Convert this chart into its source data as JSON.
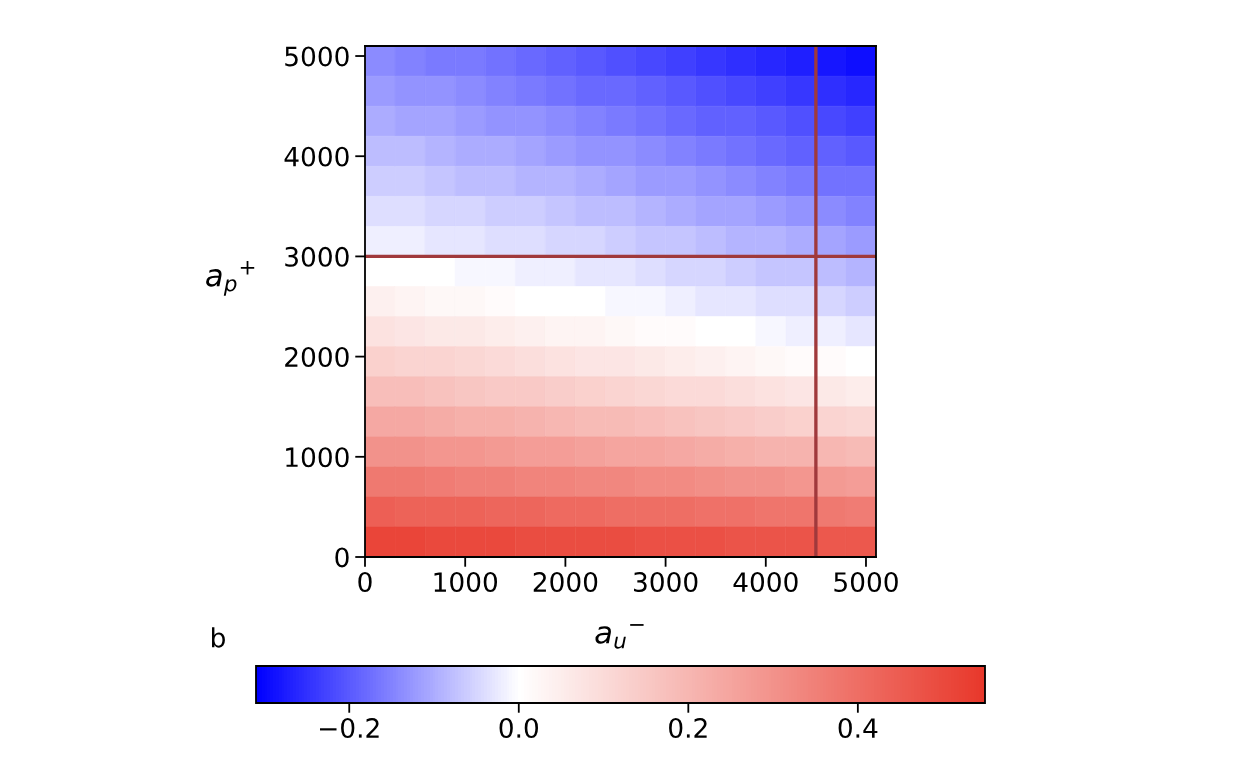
{
  "chart_data": {
    "type": "heatmap",
    "xlabel": "a$_{u}$$^{−}$",
    "ylabel": "a$_{p}$$^{+}$",
    "annotations": [
      "b"
    ],
    "xlim": [
      0,
      5100
    ],
    "ylim": [
      0,
      5100
    ],
    "xticks": [
      0,
      1000,
      2000,
      3000,
      4000,
      5000
    ],
    "yticks": [
      0,
      1000,
      2000,
      3000,
      4000,
      5000
    ],
    "colors": [
      "#0000ff",
      "#ffffff",
      "#e8382b"
    ],
    "clim": [
      -0.31,
      0.55
    ],
    "cticks": [
      {
        "value": -0.2,
        "label": "−0.2"
      },
      {
        "value": 0,
        "label": "0.0"
      },
      0.2,
      0.4
    ],
    "ref_lines": [
      {
        "axis": "y",
        "value": 3000,
        "color": "#a0393c"
      },
      {
        "axis": "x",
        "value": 4500,
        "color": "#a0393c"
      }
    ],
    "cells": [
      [
        -0.14,
        -0.15,
        -0.16,
        -0.16,
        -0.17,
        -0.18,
        -0.19,
        -0.2,
        -0.21,
        -0.22,
        -0.23,
        -0.24,
        -0.25,
        -0.26,
        -0.27,
        -0.28,
        -0.29
      ],
      [
        -0.12,
        -0.13,
        -0.13,
        -0.14,
        -0.15,
        -0.16,
        -0.17,
        -0.18,
        -0.18,
        -0.19,
        -0.2,
        -0.21,
        -0.22,
        -0.23,
        -0.24,
        -0.25,
        -0.26
      ],
      [
        -0.1,
        -0.11,
        -0.11,
        -0.12,
        -0.13,
        -0.13,
        -0.14,
        -0.15,
        -0.16,
        -0.17,
        -0.18,
        -0.19,
        -0.19,
        -0.2,
        -0.21,
        -0.22,
        -0.23
      ],
      [
        -0.08,
        -0.08,
        -0.09,
        -0.1,
        -0.1,
        -0.11,
        -0.12,
        -0.13,
        -0.13,
        -0.14,
        -0.15,
        -0.16,
        -0.17,
        -0.18,
        -0.19,
        -0.19,
        -0.2
      ],
      [
        -0.06,
        -0.06,
        -0.07,
        -0.08,
        -0.08,
        -0.09,
        -0.09,
        -0.1,
        -0.11,
        -0.12,
        -0.12,
        -0.13,
        -0.14,
        -0.15,
        -0.16,
        -0.17,
        -0.17
      ],
      [
        -0.04,
        -0.04,
        -0.05,
        -0.05,
        -0.06,
        -0.06,
        -0.07,
        -0.08,
        -0.08,
        -0.09,
        -0.1,
        -0.11,
        -0.11,
        -0.12,
        -0.13,
        -0.14,
        -0.15
      ],
      [
        -0.02,
        -0.02,
        -0.03,
        -0.03,
        -0.04,
        -0.04,
        -0.05,
        -0.05,
        -0.06,
        -0.07,
        -0.07,
        -0.08,
        -0.09,
        -0.09,
        -0.1,
        -0.11,
        -0.12
      ],
      [
        0.0,
        0.0,
        0.0,
        -0.01,
        -0.01,
        -0.02,
        -0.02,
        -0.03,
        -0.03,
        -0.04,
        -0.05,
        -0.05,
        -0.06,
        -0.07,
        -0.07,
        -0.08,
        -0.09
      ],
      [
        0.04,
        0.03,
        0.02,
        0.02,
        0.01,
        0.0,
        0.0,
        0.0,
        -0.01,
        -0.01,
        -0.02,
        -0.03,
        -0.03,
        -0.04,
        -0.04,
        -0.05,
        -0.06
      ],
      [
        0.08,
        0.07,
        0.06,
        0.06,
        0.05,
        0.04,
        0.03,
        0.03,
        0.02,
        0.01,
        0.01,
        0.0,
        0.0,
        -0.01,
        -0.02,
        -0.02,
        -0.03
      ],
      [
        0.13,
        0.12,
        0.12,
        0.11,
        0.1,
        0.09,
        0.08,
        0.07,
        0.07,
        0.06,
        0.05,
        0.04,
        0.03,
        0.02,
        0.01,
        0.01,
        0.0
      ],
      [
        0.18,
        0.18,
        0.17,
        0.16,
        0.15,
        0.15,
        0.14,
        0.13,
        0.12,
        0.11,
        0.1,
        0.1,
        0.09,
        0.08,
        0.07,
        0.06,
        0.05
      ],
      [
        0.24,
        0.24,
        0.23,
        0.22,
        0.22,
        0.21,
        0.2,
        0.19,
        0.19,
        0.18,
        0.17,
        0.16,
        0.15,
        0.14,
        0.13,
        0.12,
        0.11
      ],
      [
        0.3,
        0.3,
        0.29,
        0.29,
        0.28,
        0.27,
        0.27,
        0.26,
        0.25,
        0.25,
        0.24,
        0.23,
        0.22,
        0.21,
        0.21,
        0.2,
        0.19
      ],
      [
        0.37,
        0.37,
        0.36,
        0.35,
        0.35,
        0.34,
        0.34,
        0.33,
        0.33,
        0.32,
        0.32,
        0.31,
        0.3,
        0.3,
        0.29,
        0.28,
        0.27
      ],
      [
        0.44,
        0.43,
        0.43,
        0.43,
        0.42,
        0.42,
        0.41,
        0.41,
        0.4,
        0.4,
        0.4,
        0.39,
        0.39,
        0.38,
        0.38,
        0.37,
        0.36
      ],
      [
        0.51,
        0.51,
        0.5,
        0.5,
        0.5,
        0.49,
        0.49,
        0.49,
        0.49,
        0.48,
        0.48,
        0.48,
        0.47,
        0.47,
        0.47,
        0.46,
        0.46
      ]
    ]
  }
}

================

- **Request**
Reproduce the material word for word, minus the images.

- **Finished task**
Convert this chart into its source data as JSON.
{
  "chart_data": {
    "type": "heatmap",
    "xlabel": "a$_{u}$$^{−}$",
    "ylabel": "a$_{p}$$^{+}$",
    "annotations": [
      "b"
    ],
    "xlim": [
      0,
      5100
    ],
    "ylim": [
      0,
      5100
    ],
    "xticks": [
      0,
      1000,
      2000,
      3000,
      4000,
      5000
    ],
    "yticks": [
      0,
      1000,
      2000,
      3000,
      4000,
      5000
    ],
    "colors": [
      "#0000ff",
      "#ffffff",
      "#e8382b"
    ],
    "clim": [
      -0.31,
      0.55
    ],
    "cticks": [
      {
        "value": -0.2,
        "label": "−0.2"
      },
      {
        "value": 0,
        "label": "0.0"
      },
      0.2,
      0.4
    ],
    "ref_lines": [
      {
        "axis": "y",
        "value": 3000,
        "color": "#a0393c"
      },
      {
        "axis": "x",
        "value": 4500,
        "color": "#a0393c"
      }
    ],
    "cells": [
      [
        -0.14,
        -0.15,
        -0.16,
        -0.16,
        -0.17,
        -0.18,
        -0.19,
        -0.2,
        -0.21,
        -0.22,
        -0.23,
        -0.24,
        -0.25,
        -0.26,
        -0.27,
        -0.28,
        -0.29
      ],
      [
        -0.12,
        -0.13,
        -0.13,
        -0.14,
        -0.15,
        -0.16,
        -0.17,
        -0.18,
        -0.18,
        -0.19,
        -0.2,
        -0.21,
        -0.22,
        -0.23,
        -0.24,
        -0.25,
        -0.26
      ],
      [
        -0.1,
        -0.11,
        -0.11,
        -0.12,
        -0.13,
        -0.13,
        -0.14,
        -0.15,
        -0.16,
        -0.17,
        -0.18,
        -0.19,
        -0.19,
        -0.2,
        -0.21,
        -0.22,
        -0.23
      ],
      [
        -0.08,
        -0.08,
        -0.09,
        -0.1,
        -0.1,
        -0.11,
        -0.12,
        -0.13,
        -0.13,
        -0.14,
        -0.15,
        -0.16,
        -0.17,
        -0.18,
        -0.19,
        -0.19,
        -0.2
      ],
      [
        -0.06,
        -0.06,
        -0.07,
        -0.08,
        -0.08,
        -0.09,
        -0.09,
        -0.1,
        -0.11,
        -0.12,
        -0.12,
        -0.13,
        -0.14,
        -0.15,
        -0.16,
        -0.17,
        -0.17
      ],
      [
        -0.04,
        -0.04,
        -0.05,
        -0.05,
        -0.06,
        -0.06,
        -0.07,
        -0.08,
        -0.08,
        -0.09,
        -0.1,
        -0.11,
        -0.11,
        -0.12,
        -0.13,
        -0.14,
        -0.15
      ],
      [
        -0.02,
        -0.02,
        -0.03,
        -0.03,
        -0.04,
        -0.04,
        -0.05,
        -0.05,
        -0.06,
        -0.07,
        -0.07,
        -0.08,
        -0.09,
        -0.09,
        -0.1,
        -0.11,
        -0.12
      ],
      [
        0.0,
        0.0,
        0.0,
        -0.01,
        -0.01,
        -0.02,
        -0.02,
        -0.03,
        -0.03,
        -0.04,
        -0.05,
        -0.05,
        -0.06,
        -0.07,
        -0.07,
        -0.08,
        -0.09
      ],
      [
        0.04,
        0.03,
        0.02,
        0.02,
        0.01,
        0.0,
        0.0,
        0.0,
        -0.01,
        -0.01,
        -0.02,
        -0.03,
        -0.03,
        -0.04,
        -0.04,
        -0.05,
        -0.06
      ],
      [
        0.08,
        0.07,
        0.06,
        0.06,
        0.05,
        0.04,
        0.03,
        0.03,
        0.02,
        0.01,
        0.01,
        0.0,
        0.0,
        -0.01,
        -0.02,
        -0.02,
        -0.03
      ],
      [
        0.13,
        0.12,
        0.12,
        0.11,
        0.1,
        0.09,
        0.08,
        0.07,
        0.07,
        0.06,
        0.05,
        0.04,
        0.03,
        0.02,
        0.01,
        0.01,
        0.0
      ],
      [
        0.18,
        0.18,
        0.17,
        0.16,
        0.15,
        0.15,
        0.14,
        0.13,
        0.12,
        0.11,
        0.1,
        0.1,
        0.09,
        0.08,
        0.07,
        0.06,
        0.05
      ],
      [
        0.24,
        0.24,
        0.23,
        0.22,
        0.22,
        0.21,
        0.2,
        0.19,
        0.19,
        0.18,
        0.17,
        0.16,
        0.15,
        0.14,
        0.13,
        0.12,
        0.11
      ],
      [
        0.3,
        0.3,
        0.29,
        0.29,
        0.28,
        0.27,
        0.27,
        0.26,
        0.25,
        0.25,
        0.24,
        0.23,
        0.22,
        0.21,
        0.21,
        0.2,
        0.19
      ],
      [
        0.37,
        0.37,
        0.36,
        0.35,
        0.35,
        0.34,
        0.34,
        0.33,
        0.33,
        0.32,
        0.32,
        0.31,
        0.3,
        0.3,
        0.29,
        0.28,
        0.27
      ],
      [
        0.44,
        0.43,
        0.43,
        0.43,
        0.42,
        0.42,
        0.41,
        0.41,
        0.4,
        0.4,
        0.4,
        0.39,
        0.39,
        0.38,
        0.38,
        0.37,
        0.36
      ],
      [
        0.51,
        0.51,
        0.5,
        0.5,
        0.5,
        0.49,
        0.49,
        0.49,
        0.49,
        0.48,
        0.48,
        0.48,
        0.47,
        0.47,
        0.47,
        0.46,
        0.46
      ]
    ]
  }
}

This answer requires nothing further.